■ PAGE TEXT:

■ ■ ■ ■ ■

National Scenic Area (III)-East Rift Valley National Scenic Area, East Coast National Scenic Area, Maolin National Scenic Area
Continuing our round- the-island tour which we followed last month, this month we will move our focus to East Taiwan and cover three scenic areas in the east, central and southwest Taiwan. All three areas are renowned for their beautiful mountain and coastal scenery.
1. East Rift Valley National Scenic Area
The East Rift Valley National Scenic Area lies between the Central Range and the Coastal Range between the Mugua River in the north and Taitung City in the south. The scenic area covers a total of 15 townships and 138,368 hectares.
The East Rift Valley is often called a land of milk and honey, since it is one of the most fertile and verdant areas on the island, comprised of green fields, tea plantations, orchards, pasture land and of course, the typically Asian rice fields. These scenes of rural life are set amidst awesome natural scenery of alluvial plains and river terraces. Here one can also see breathtaking geological features, including canyons, waterfalls and river rapids, and plenty of hot springs. The area is well known as a tourist destination and offers plenty for visitors, including recreational farms, forest trails and recreation areas, and aboriginal cultural sites.
Liyu Lake (Carp Lake) is situated at the northern end of the Rift Valley. In addition to the breathtaking views of the mountains reflected in the still waters of the lake, visitors can also enjoy water games and sports such as boating and rowing, fishing, camping, bicycling and hiking on the many trails that take you away from the cultivated lands around the lake into the forest wilderness of the mountains. For those visitors who prefer a bit more comfort and modern amenities, the area between Shoufong and Guangfu has two big resorts, the Promise Land Resort, Shin Kong Chao Feng Ranch and Resort.
The valley is home to five of Taiwan's main aboriginal tribes: the Amis, Truku, Kavalan, Bunun, and Puyuma. The Amis are the most numerous of the aboriginal tribes in Taiwan, and the tribe is one of the few matriarchal cultures in the world. Their rituals are noted for the fantastic singing and dancing, especially at the harvest festivals, which are held at different times throughout the summer, depending on when the millet ripens and is ready for harvesting. The Puyuma, on the other hand, are one of the smaller aboriginal tribes in Taiwan. The cultures and traditions of these indigenous peoples are still thriving, and witnessing one of their many age-old festivals is an intensely moving experience for many visitors.

■ ■ ■ ■ ■

■ DATASET SECTION:
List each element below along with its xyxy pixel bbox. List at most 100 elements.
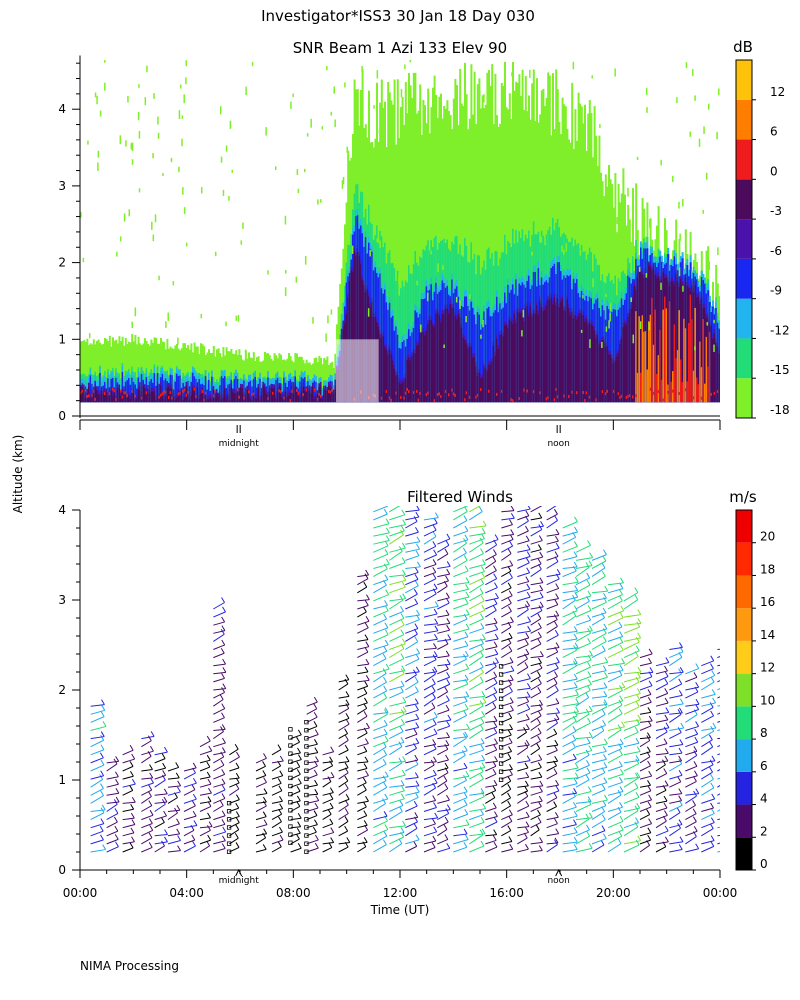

■ ■ ■ ■ ■

■ WHAT TO DO:
(A) According to the scenic area article, which five aboriginal tribes live in the East Rift Valley?
(B) Reproduce the scenic area article word for word, from "National Scenic Area (III)-East" up to and including "and coastal scenery.".

■ THE SOLUTIONS:
(A) The Amis, Truku, Kavalan, Bunun, and Puyuma.

(B)
National Scenic Area (III)-East Rift Valley National Scenic Area, East Coast National Scenic Area, Maolin National Scenic Area
Continuing our round- the-island tour which we followed last month, this month we will move our focus to East Taiwan and cover three scenic areas in the east, central and southwest Taiwan. All three areas are renowned for their beautiful mountain and coastal scenery.